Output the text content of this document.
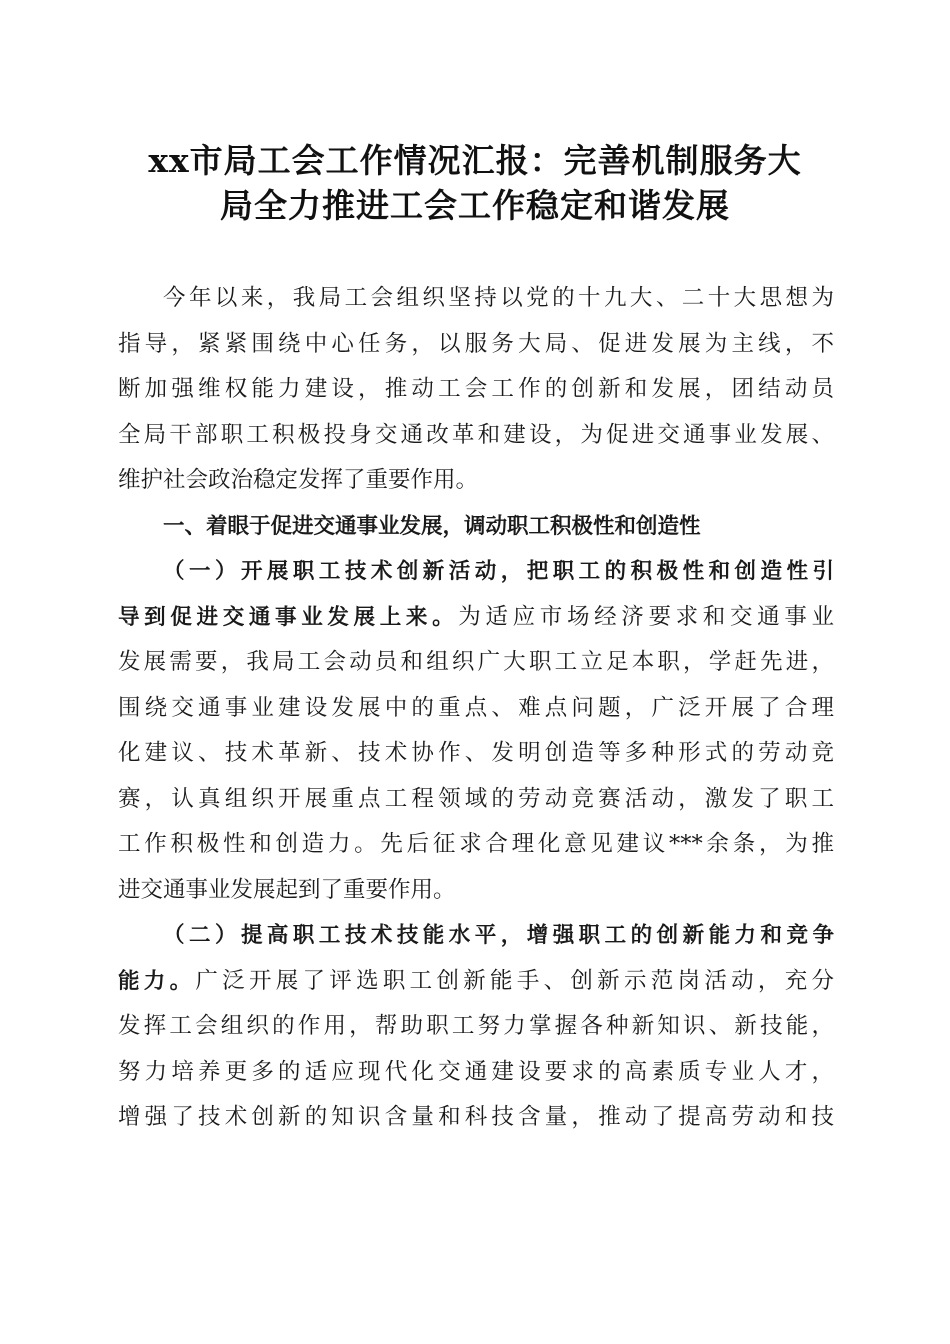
xx市局工会工作情况汇报：完善机制服务大
局全力推进工会工作稳定和谐发展
今年以来，我局工会组织坚持以党的十九大、二十大思想为
指导，紧紧围绕中心任务，以服务大局、促进发展为主线，不
断加强维权能力建设，推动工会工作的创新和发展，团结动员
全局干部职工积极投身交通改革和建设，为促进交通事业发展、
维护社会政治稳定发挥了重要作用。
一、着眼于促进交通事业发展，调动职工积极性和创造性
（一）开展职工技术创新活动，把职工的积极性和创造性引
导到促进交通事业发展上来。为适应市场经济要求和交通事业
发展需要，我局工会动员和组织广大职工立足本职，学赶先进，
围绕交通事业建设发展中的重点、难点问题，广泛开展了合理
化建议、技术革新、技术协作、发明创造等多种形式的劳动竞
赛，认真组织开展重点工程领域的劳动竞赛活动，激发了职工
工作积极性和创造力。先后征求合理化意见建议***余条，为推
进交通事业发展起到了重要作用。
（二）提高职工技术技能水平，增强职工的创新能力和竞争
能力。广泛开展了评选职工创新能手、创新示范岗活动，充分
发挥工会组织的作用，帮助职工努力掌握各种新知识、新技能，
努力培养更多的适应现代化交通建设要求的高素质专业人才，
增强了技术创新的知识含量和科技含量，推动了提高劳动和技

==========

**Exercise prompt:**
Above are records with pictures; repeat the records exactly and leave the pictures out.

**Response below:**
Output the text content of this document.
xx市局工会工作情况汇报：完善机制服务大
局全力推进工会工作稳定和谐发展
今年以来，我局工会组织坚持以党的十九大、二十大思想为
指导，紧紧围绕中心任务，以服务大局、促进发展为主线，不
断加强维权能力建设，推动工会工作的创新和发展，团结动员
全局干部职工积极投身交通改革和建设，为促进交通事业发展、
维护社会政治稳定发挥了重要作用。
一、着眼于促进交通事业发展，调动职工积极性和创造性
（一）开展职工技术创新活动，把职工的积极性和创造性引
导到促进交通事业发展上来。为适应市场经济要求和交通事业
发展需要，我局工会动员和组织广大职工立足本职，学赶先进，
围绕交通事业建设发展中的重点、难点问题，广泛开展了合理
化建议、技术革新、技术协作、发明创造等多种形式的劳动竞
赛，认真组织开展重点工程领域的劳动竞赛活动，激发了职工
工作积极性和创造力。先后征求合理化意见建议***余条，为推
进交通事业发展起到了重要作用。
（二）提高职工技术技能水平，增强职工的创新能力和竞争
能力。广泛开展了评选职工创新能手、创新示范岗活动，充分
发挥工会组织的作用，帮助职工努力掌握各种新知识、新技能，
努力培养更多的适应现代化交通建设要求的高素质专业人才，
增强了技术创新的知识含量和科技含量，推动了提高劳动和技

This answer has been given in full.